■ Set problem ■
Every line of the records below should be restated exactly.
········
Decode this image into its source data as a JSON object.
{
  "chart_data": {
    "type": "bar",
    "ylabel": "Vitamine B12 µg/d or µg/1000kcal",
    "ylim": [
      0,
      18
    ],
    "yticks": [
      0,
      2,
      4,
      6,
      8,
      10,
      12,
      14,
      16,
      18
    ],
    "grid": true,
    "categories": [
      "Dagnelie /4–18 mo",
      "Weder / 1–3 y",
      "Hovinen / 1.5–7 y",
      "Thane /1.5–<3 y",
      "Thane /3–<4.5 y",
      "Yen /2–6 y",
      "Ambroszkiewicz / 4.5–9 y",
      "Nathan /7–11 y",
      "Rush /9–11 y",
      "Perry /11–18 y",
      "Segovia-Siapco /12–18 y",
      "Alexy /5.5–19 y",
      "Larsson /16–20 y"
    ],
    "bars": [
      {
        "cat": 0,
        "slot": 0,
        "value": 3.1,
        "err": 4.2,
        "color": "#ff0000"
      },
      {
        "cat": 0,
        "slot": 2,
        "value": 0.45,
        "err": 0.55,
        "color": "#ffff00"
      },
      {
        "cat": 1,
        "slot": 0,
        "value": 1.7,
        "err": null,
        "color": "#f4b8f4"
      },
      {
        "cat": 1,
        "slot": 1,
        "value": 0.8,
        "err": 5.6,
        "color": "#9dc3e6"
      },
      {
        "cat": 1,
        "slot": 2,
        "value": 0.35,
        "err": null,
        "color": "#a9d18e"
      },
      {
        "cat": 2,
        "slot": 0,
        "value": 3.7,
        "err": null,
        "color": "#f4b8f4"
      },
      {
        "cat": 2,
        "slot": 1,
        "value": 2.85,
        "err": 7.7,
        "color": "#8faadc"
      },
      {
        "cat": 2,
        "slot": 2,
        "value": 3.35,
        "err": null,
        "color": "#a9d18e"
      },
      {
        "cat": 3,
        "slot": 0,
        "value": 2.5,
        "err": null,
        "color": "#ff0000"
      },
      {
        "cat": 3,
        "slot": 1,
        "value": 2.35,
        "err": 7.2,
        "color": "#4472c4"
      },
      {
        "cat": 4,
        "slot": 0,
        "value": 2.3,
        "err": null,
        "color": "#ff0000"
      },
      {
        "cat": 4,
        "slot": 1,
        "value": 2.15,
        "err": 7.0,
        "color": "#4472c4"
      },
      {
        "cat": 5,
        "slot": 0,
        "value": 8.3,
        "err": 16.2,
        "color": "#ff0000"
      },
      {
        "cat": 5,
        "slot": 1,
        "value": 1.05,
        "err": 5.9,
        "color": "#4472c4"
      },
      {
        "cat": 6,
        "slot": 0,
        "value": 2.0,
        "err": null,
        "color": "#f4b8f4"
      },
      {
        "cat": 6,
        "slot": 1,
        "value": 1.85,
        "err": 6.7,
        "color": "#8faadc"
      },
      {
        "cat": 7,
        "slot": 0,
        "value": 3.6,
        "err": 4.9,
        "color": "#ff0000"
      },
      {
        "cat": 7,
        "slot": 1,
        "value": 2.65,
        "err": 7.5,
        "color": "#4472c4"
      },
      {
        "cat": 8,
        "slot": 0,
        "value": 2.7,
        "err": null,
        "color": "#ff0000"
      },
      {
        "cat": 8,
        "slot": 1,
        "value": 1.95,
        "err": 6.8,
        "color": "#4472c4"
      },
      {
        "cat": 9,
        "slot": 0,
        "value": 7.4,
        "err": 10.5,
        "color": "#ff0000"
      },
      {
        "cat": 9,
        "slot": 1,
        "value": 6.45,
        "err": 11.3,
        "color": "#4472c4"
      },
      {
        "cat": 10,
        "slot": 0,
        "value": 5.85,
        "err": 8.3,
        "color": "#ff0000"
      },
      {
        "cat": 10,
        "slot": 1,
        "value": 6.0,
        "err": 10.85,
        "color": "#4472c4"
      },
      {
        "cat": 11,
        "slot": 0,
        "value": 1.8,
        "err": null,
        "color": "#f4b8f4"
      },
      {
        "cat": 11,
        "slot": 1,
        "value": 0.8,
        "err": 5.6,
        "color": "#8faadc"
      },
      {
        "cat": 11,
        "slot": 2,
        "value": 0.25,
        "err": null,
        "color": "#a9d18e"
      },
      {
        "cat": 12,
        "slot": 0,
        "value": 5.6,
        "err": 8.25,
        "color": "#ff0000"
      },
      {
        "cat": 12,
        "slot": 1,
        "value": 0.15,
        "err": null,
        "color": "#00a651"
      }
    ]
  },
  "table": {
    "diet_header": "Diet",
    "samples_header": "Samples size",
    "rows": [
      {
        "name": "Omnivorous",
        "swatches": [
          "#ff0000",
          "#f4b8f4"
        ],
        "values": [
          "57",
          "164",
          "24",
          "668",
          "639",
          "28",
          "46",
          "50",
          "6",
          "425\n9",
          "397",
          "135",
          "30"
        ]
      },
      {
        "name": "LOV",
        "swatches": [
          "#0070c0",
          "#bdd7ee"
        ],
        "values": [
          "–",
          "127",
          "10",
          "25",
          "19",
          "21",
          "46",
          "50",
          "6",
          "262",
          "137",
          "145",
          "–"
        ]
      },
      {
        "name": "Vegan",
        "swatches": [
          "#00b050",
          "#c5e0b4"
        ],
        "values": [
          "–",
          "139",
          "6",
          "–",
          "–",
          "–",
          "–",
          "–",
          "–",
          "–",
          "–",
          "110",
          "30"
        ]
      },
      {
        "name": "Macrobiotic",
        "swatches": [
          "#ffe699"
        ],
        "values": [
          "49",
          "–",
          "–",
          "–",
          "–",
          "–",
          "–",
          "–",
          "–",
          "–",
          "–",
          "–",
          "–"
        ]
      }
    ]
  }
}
········
■ Finished exercise ■
Decode this image into its source data as a JSON object.
{
  "chart_data": {
    "type": "bar",
    "ylabel": "Vitamine B12 µg/d or µg/1000kcal",
    "ylim": [
      0,
      18
    ],
    "yticks": [
      0,
      2,
      4,
      6,
      8,
      10,
      12,
      14,
      16,
      18
    ],
    "grid": true,
    "categories": [
      "Dagnelie /4–18 mo",
      "Weder / 1–3 y",
      "Hovinen / 1.5–7 y",
      "Thane /1.5–<3 y",
      "Thane /3–<4.5 y",
      "Yen /2–6 y",
      "Ambroszkiewicz / 4.5–9 y",
      "Nathan /7–11 y",
      "Rush /9–11 y",
      "Perry /11–18 y",
      "Segovia-Siapco /12–18 y",
      "Alexy /5.5–19 y",
      "Larsson /16–20 y"
    ],
    "bars": [
      {
        "cat": 0,
        "slot": 0,
        "value": 3.1,
        "err": 4.2,
        "color": "#ff0000"
      },
      {
        "cat": 0,
        "slot": 2,
        "value": 0.45,
        "err": 0.55,
        "color": "#ffff00"
      },
      {
        "cat": 1,
        "slot": 0,
        "value": 1.7,
        "err": null,
        "color": "#f4b8f4"
      },
      {
        "cat": 1,
        "slot": 1,
        "value": 0.8,
        "err": 5.6,
        "color": "#9dc3e6"
      },
      {
        "cat": 1,
        "slot": 2,
        "value": 0.35,
        "err": null,
        "color": "#a9d18e"
      },
      {
        "cat": 2,
        "slot": 0,
        "value": 3.7,
        "err": null,
        "color": "#f4b8f4"
      },
      {
        "cat": 2,
        "slot": 1,
        "value": 2.85,
        "err": 7.7,
        "color": "#8faadc"
      },
      {
        "cat": 2,
        "slot": 2,
        "value": 3.35,
        "err": null,
        "color": "#a9d18e"
      },
      {
        "cat": 3,
        "slot": 0,
        "value": 2.5,
        "err": null,
        "color": "#ff0000"
      },
      {
        "cat": 3,
        "slot": 1,
        "value": 2.35,
        "err": 7.2,
        "color": "#4472c4"
      },
      {
        "cat": 4,
        "slot": 0,
        "value": 2.3,
        "err": null,
        "color": "#ff0000"
      },
      {
        "cat": 4,
        "slot": 1,
        "value": 2.15,
        "err": 7.0,
        "color": "#4472c4"
      },
      {
        "cat": 5,
        "slot": 0,
        "value": 8.3,
        "err": 16.2,
        "color": "#ff0000"
      },
      {
        "cat": 5,
        "slot": 1,
        "value": 1.05,
        "err": 5.9,
        "color": "#4472c4"
      },
      {
        "cat": 6,
        "slot": 0,
        "value": 2.0,
        "err": null,
        "color": "#f4b8f4"
      },
      {
        "cat": 6,
        "slot": 1,
        "value": 1.85,
        "err": 6.7,
        "color": "#8faadc"
      },
      {
        "cat": 7,
        "slot": 0,
        "value": 3.6,
        "err": 4.9,
        "color": "#ff0000"
      },
      {
        "cat": 7,
        "slot": 1,
        "value": 2.65,
        "err": 7.5,
        "color": "#4472c4"
      },
      {
        "cat": 8,
        "slot": 0,
        "value": 2.7,
        "err": null,
        "color": "#ff0000"
      },
      {
        "cat": 8,
        "slot": 1,
        "value": 1.95,
        "err": 6.8,
        "color": "#4472c4"
      },
      {
        "cat": 9,
        "slot": 0,
        "value": 7.4,
        "err": 10.5,
        "color": "#ff0000"
      },
      {
        "cat": 9,
        "slot": 1,
        "value": 6.45,
        "err": 11.3,
        "color": "#4472c4"
      },
      {
        "cat": 10,
        "slot": 0,
        "value": 5.85,
        "err": 8.3,
        "color": "#ff0000"
      },
      {
        "cat": 10,
        "slot": 1,
        "value": 6.0,
        "err": 10.85,
        "color": "#4472c4"
      },
      {
        "cat": 11,
        "slot": 0,
        "value": 1.8,
        "err": null,
        "color": "#f4b8f4"
      },
      {
        "cat": 11,
        "slot": 1,
        "value": 0.8,
        "err": 5.6,
        "color": "#8faadc"
      },
      {
        "cat": 11,
        "slot": 2,
        "value": 0.25,
        "err": null,
        "color": "#a9d18e"
      },
      {
        "cat": 12,
        "slot": 0,
        "value": 5.6,
        "err": 8.25,
        "color": "#ff0000"
      },
      {
        "cat": 12,
        "slot": 1,
        "value": 0.15,
        "err": null,
        "color": "#00a651"
      }
    ]
  },
  "table": {
    "diet_header": "Diet",
    "samples_header": "Samples size",
    "rows": [
      {
        "name": "Omnivorous",
        "swatches": [
          "#ff0000",
          "#f4b8f4"
        ],
        "values": [
          "57",
          "164",
          "24",
          "668",
          "639",
          "28",
          "46",
          "50",
          "6",
          "425\n9",
          "397",
          "135",
          "30"
        ]
      },
      {
        "name": "LOV",
        "swatches": [
          "#0070c0",
          "#bdd7ee"
        ],
        "values": [
          "–",
          "127",
          "10",
          "25",
          "19",
          "21",
          "46",
          "50",
          "6",
          "262",
          "137",
          "145",
          "–"
        ]
      },
      {
        "name": "Vegan",
        "swatches": [
          "#00b050",
          "#c5e0b4"
        ],
        "values": [
          "–",
          "139",
          "6",
          "–",
          "–",
          "–",
          "–",
          "–",
          "–",
          "–",
          "–",
          "110",
          "30"
        ]
      },
      {
        "name": "Macrobiotic",
        "swatches": [
          "#ffe699"
        ],
        "values": [
          "49",
          "–",
          "–",
          "–",
          "–",
          "–",
          "–",
          "–",
          "–",
          "–",
          "–",
          "–",
          "–"
        ]
      }
    ]
  }
}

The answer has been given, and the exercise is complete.